TEXTE D'ÉTUDE
------------------------------------------------------------
L’intéressé s’attarde ensuite sur les tenants et les aboutissants de ce « DNSpionnage » aux cibles nombreuses : gouvernements, services de renseignements et de police, compagnies aériennes et industrie pétrolière, au Moyen-Orient ou en Europe. Son procédé consiste ainsi à « prendre le contrôle d’un certain nombre de noms de domaine, et à y associer d’autres informations techniques ». « Ainsi, les utilisateurs, croyant se connecter à tel ou tel service, allaient en fait sur un autre », détaille-t-il sur son blog.
« Ce que les pirates ont réussi à faire est quelque chose de très rare », s’est de son côté exclamé le secrétaire d’État chargé du numérique, Mounir Mahjoubi, sur le plateau de la chaîne Cnews, en réaction à cette actualité brûlante et sensible. Et de poursuivre : « Ils ont piraté l’annuaire et chaque fois que vous mettez l’adresse (d’un site internet), au lieu d’aller sur la vraie machine, ils nous amenaient sur une autre machine qui leur appartient ».
------------------------------------------------------------
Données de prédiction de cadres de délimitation
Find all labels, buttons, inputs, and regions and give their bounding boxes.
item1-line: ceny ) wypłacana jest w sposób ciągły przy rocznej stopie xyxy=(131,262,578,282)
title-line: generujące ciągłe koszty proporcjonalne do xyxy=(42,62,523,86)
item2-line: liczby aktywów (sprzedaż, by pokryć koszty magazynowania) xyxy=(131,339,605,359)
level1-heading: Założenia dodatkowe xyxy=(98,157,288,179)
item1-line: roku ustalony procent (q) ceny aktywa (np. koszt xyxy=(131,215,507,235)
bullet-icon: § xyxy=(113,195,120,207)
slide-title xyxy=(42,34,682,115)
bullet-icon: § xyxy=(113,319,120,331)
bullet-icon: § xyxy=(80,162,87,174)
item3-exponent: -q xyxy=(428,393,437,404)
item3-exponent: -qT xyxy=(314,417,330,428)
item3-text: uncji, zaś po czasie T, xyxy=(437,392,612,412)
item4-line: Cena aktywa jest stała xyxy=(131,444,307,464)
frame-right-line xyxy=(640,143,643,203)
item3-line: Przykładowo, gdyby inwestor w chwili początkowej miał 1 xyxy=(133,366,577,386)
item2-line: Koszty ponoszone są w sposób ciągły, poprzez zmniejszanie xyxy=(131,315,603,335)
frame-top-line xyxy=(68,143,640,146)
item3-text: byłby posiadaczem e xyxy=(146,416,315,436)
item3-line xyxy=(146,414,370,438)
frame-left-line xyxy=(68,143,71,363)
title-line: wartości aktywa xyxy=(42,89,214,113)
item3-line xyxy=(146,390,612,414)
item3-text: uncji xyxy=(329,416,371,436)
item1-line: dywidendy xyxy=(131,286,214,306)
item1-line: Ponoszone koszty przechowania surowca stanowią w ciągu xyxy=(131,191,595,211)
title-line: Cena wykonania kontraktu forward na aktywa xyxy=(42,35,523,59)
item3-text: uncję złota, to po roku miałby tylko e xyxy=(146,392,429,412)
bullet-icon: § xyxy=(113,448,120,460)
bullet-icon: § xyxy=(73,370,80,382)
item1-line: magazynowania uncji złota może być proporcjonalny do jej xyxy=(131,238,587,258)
------------------------------------------------------------
CONSIGNE
Les affirmations suivantes concordent-elles avec le texte d'étude ? Répondez à chacune par oui ou par non, en citant les mots du texte qui tranchent la question. (a) Les compagnies aériennes font partie des cibles du « DNSpionnage ». (b) Mounir Mahjoubi a réagi sur la chaîne Cnews. (c) Selon Mounir Mahjoubi, ce qu'ont réussi les pirates est une chose courante. Les enregistrements n'ont aucun lien avec le texte d'étude.

CORRIGÉ
(a) Oui : « compagnies aériennes et industrie pétrolière ».
(b) Oui : « sur le plateau de la chaîne Cnews ».
(c) Non : « est quelque chose de très rare ».